SELECTION -
※ ※ ※

Manhattan Distance Operator (`<+>`)

Syntax:

vector1 <+> vector2

Example:

SELECT * FROM items
ORDER BY embedding <+> '[1.0, 2.0, 3.0]'::ruvector
LIMIT 10;

Index Methods

HNSW Index (`ruhnsw`)

Hierarchical Navigable Small World graph index.

Syntax:

CREATE INDEX index_name ON table_name
USING ruhnsw (column operator_class)
WITH (options);

Options:

Option	Type	Default	Range	Description
`m`	integer	16	2-100	Max connections per layer
`ef_construction`	integer	64	4-1000	Build-time search breadth
`quantization`	text	NULL	sq8, pq16, binary	Quantization method

Operator Classes:

ruvector_l2_ops: For <-> operator
ruvector_ip_ops: For <#> operator
ruvector_cosine_ops: For <=> operator

Example:

-- Basic HNSW index
CREATE INDEX items_embedding_idx ON items
USING ruhnsw (embedding ruvector_l2_ops);

-- High recall HNSW index
CREATE INDEX items_embedding_idx ON items
USING ruhnsw (embedding ruvector_l2_ops)

※ ※ ※

EXTRACTED RECORDS -
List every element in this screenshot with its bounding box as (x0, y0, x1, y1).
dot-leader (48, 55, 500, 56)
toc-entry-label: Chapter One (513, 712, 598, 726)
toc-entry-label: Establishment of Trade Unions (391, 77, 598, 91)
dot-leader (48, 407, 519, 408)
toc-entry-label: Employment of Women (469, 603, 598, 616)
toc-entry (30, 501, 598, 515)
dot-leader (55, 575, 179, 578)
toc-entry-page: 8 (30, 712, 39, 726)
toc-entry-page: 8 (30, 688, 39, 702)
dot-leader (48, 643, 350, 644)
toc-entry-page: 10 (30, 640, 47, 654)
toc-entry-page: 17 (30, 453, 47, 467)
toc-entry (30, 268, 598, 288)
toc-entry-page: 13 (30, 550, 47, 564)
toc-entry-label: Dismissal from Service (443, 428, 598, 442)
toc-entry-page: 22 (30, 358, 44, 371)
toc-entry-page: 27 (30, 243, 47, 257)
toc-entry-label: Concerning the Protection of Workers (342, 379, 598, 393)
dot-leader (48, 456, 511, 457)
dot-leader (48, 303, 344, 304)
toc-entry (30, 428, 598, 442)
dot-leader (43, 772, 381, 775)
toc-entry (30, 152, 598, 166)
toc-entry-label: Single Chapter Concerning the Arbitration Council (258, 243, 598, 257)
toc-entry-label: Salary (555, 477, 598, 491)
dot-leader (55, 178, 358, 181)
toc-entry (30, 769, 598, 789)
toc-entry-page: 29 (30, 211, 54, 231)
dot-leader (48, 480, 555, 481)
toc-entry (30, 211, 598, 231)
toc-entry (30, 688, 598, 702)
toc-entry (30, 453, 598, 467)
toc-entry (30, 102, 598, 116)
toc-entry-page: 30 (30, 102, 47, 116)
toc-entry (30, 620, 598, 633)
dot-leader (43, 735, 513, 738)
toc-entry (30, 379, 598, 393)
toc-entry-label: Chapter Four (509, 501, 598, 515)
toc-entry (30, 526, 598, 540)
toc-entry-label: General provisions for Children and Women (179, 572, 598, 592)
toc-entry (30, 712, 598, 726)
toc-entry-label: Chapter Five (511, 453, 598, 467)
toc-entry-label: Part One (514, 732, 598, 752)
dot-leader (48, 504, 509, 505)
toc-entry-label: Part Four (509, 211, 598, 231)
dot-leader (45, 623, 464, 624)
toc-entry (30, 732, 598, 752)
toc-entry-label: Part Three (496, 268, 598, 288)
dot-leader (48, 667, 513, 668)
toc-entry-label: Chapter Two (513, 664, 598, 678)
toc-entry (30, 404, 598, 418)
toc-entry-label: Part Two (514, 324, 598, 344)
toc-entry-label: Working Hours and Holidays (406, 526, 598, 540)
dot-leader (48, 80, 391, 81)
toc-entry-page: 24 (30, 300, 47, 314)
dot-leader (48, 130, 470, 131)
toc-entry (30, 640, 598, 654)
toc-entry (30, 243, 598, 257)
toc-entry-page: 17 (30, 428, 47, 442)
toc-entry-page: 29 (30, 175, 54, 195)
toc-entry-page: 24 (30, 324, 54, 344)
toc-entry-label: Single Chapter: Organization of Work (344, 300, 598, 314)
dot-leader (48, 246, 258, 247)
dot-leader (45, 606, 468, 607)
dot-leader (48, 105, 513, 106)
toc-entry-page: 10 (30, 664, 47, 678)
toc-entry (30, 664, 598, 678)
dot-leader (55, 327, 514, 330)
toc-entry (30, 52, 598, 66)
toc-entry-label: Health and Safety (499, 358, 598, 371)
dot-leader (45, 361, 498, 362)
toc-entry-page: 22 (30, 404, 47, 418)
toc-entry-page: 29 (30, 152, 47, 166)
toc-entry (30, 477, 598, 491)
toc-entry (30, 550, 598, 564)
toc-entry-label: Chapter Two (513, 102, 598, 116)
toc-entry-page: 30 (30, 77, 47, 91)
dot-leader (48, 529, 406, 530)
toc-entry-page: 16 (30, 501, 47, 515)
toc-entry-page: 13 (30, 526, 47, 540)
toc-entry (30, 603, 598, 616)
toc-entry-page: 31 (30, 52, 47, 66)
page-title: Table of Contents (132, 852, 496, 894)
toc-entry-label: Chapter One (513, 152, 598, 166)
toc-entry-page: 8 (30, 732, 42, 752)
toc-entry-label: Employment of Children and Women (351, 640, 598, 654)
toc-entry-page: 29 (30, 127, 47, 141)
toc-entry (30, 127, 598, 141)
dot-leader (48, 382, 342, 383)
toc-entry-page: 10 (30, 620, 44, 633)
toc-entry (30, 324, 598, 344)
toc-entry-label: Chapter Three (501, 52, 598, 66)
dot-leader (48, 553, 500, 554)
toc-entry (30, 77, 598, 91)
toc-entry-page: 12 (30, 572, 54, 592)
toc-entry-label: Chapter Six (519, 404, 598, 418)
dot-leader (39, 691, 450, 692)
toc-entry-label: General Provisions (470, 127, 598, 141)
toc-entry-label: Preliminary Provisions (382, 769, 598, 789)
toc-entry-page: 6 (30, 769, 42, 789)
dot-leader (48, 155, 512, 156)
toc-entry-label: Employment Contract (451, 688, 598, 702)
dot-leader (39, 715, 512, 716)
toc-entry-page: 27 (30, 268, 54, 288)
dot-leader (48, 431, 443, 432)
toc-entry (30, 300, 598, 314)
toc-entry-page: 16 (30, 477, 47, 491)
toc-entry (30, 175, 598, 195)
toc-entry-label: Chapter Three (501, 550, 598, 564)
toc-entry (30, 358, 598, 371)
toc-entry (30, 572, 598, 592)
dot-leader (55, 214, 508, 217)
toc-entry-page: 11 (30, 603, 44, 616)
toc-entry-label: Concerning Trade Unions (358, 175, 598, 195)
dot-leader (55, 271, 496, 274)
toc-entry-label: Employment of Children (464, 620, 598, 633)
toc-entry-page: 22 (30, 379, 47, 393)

※ ※ ※

Continue the ruvector index documentation from the point at which it stops. The records are not required for this work.

WITH (m = 32, ef_construction = 200);

-- HNSW with quantization
CREATE INDEX items_embedding_idx ON items
USING ruhnsw (embedding ruvector_l2_ops)
WITH (m = 16, ef_construction = 100, quantization = 'sq8');

Performance:

Search: O(log n)
Insert: O(log n)
Memory: ~1.5x vector data size
Recall: 95-99%+ with tuned parameters

IVFFlat Index (`ruivfflat`)

Inverted file with flat (uncompressed) vectors.

Syntax:

CREATE INDEX index_name ON table_name
USING ruivfflat (column operator_class)
WITH (lists = n);

Options:

Option	Type	Default	Range	Description
`lists`	integer	sqrt(rows)	1-100000	Number of clusters

Operator Classes:

ruvector_l2_ops: For <-> operator
ruvector_ip_ops: For <#> operator
ruvector_cosine_ops: For <=> operator

Example:

-- Basic IVFFlat index
CREATE INDEX items_embedding_idx ON items
USING ruivfflat (embedding ruvector_l2_ops)
WITH (lists = 100);

-- IVFFlat for large dataset
CREATE INDEX items_embedding_idx ON items
USING ruivfflat (embedding ruvector_l2_ops)
WITH (lists = 1000);

Performance:

Search: O(√n)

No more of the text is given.